Goal:
Reproduce the listing below exactly. Pictures do not belong in the copy.

====

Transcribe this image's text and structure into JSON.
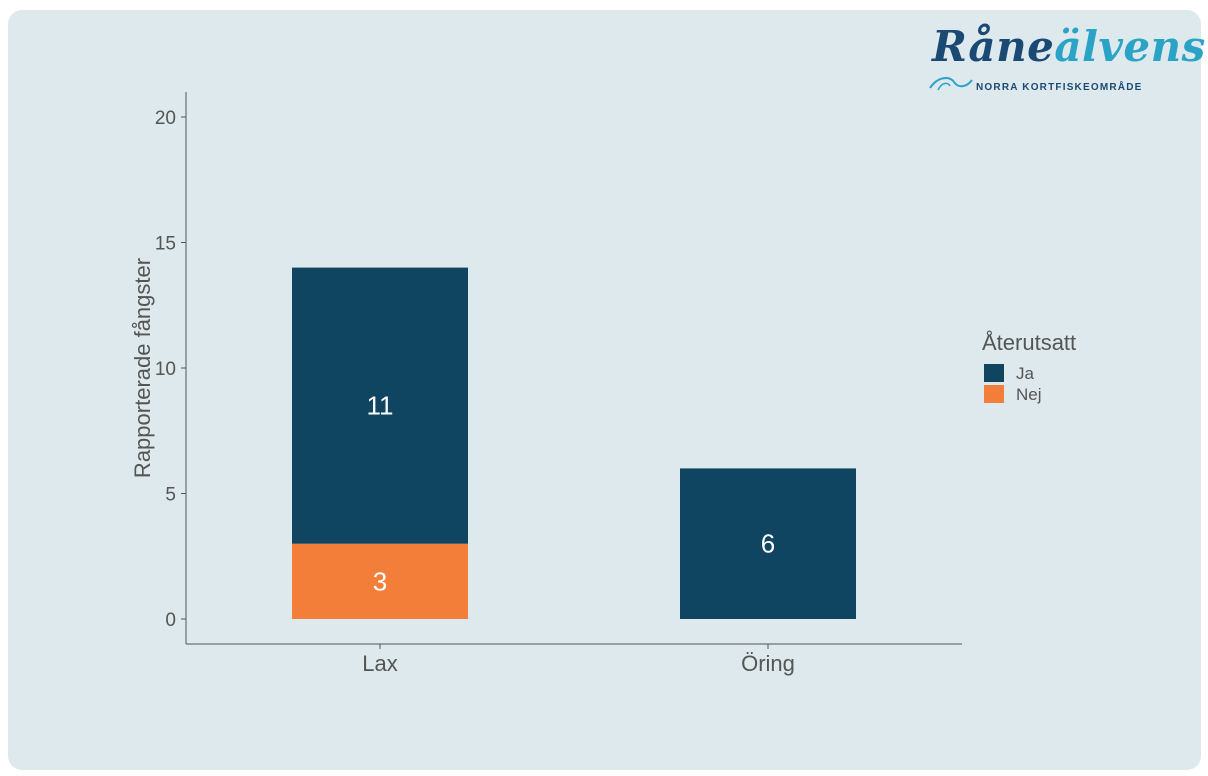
{
  "logo": {
    "word_part1": "Råne",
    "word_part2": "älvens",
    "subtitle": "NORRA KORTFISKEOMRÅDE"
  },
  "colors": {
    "background": "#dde9ec",
    "ja": "#0f4560",
    "nej": "#f27e3a",
    "logo_dark": "#1a4a74",
    "logo_light": "#2ba3c7"
  },
  "chart_data": {
    "type": "bar",
    "stacked": true,
    "categories": [
      "Lax",
      "Öring"
    ],
    "series": [
      {
        "name": "Nej",
        "values": [
          3,
          0
        ],
        "color": "#f27e3a"
      },
      {
        "name": "Ja",
        "values": [
          11,
          6
        ],
        "color": "#0f4560"
      }
    ],
    "data_labels": [
      {
        "category": "Lax",
        "series": "Nej",
        "text": "3"
      },
      {
        "category": "Lax",
        "series": "Ja",
        "text": "11"
      },
      {
        "category": "Öring",
        "series": "Ja",
        "text": "6"
      }
    ],
    "ylabel": "Rapporterade fångster",
    "xlabel": "",
    "ylim": [
      0,
      20
    ],
    "yticks": [
      0,
      5,
      10,
      15,
      20
    ],
    "grid": false,
    "legend": {
      "title": "Återutsatt",
      "entries": [
        {
          "label": "Ja",
          "color": "#0f4560"
        },
        {
          "label": "Nej",
          "color": "#f27e3a"
        }
      ],
      "position": "right"
    }
  }
}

====

Exercise answer:
Transcribe this image's text and structure into JSON.
{
  "logo": {
    "word_part1": "Råne",
    "word_part2": "älvens",
    "subtitle": "NORRA KORTFISKEOMRÅDE"
  },
  "colors": {
    "background": "#dde9ec",
    "ja": "#0f4560",
    "nej": "#f27e3a",
    "logo_dark": "#1a4a74",
    "logo_light": "#2ba3c7"
  },
  "chart_data": {
    "type": "bar",
    "stacked": true,
    "categories": [
      "Lax",
      "Öring"
    ],
    "series": [
      {
        "name": "Nej",
        "values": [
          3,
          0
        ],
        "color": "#f27e3a"
      },
      {
        "name": "Ja",
        "values": [
          11,
          6
        ],
        "color": "#0f4560"
      }
    ],
    "data_labels": [
      {
        "category": "Lax",
        "series": "Nej",
        "text": "3"
      },
      {
        "category": "Lax",
        "series": "Ja",
        "text": "11"
      },
      {
        "category": "Öring",
        "series": "Ja",
        "text": "6"
      }
    ],
    "ylabel": "Rapporterade fångster",
    "xlabel": "",
    "ylim": [
      0,
      20
    ],
    "yticks": [
      0,
      5,
      10,
      15,
      20
    ],
    "grid": false,
    "legend": {
      "title": "Återutsatt",
      "entries": [
        {
          "label": "Ja",
          "color": "#0f4560"
        },
        {
          "label": "Nej",
          "color": "#f27e3a"
        }
      ],
      "position": "right"
    }
  }
}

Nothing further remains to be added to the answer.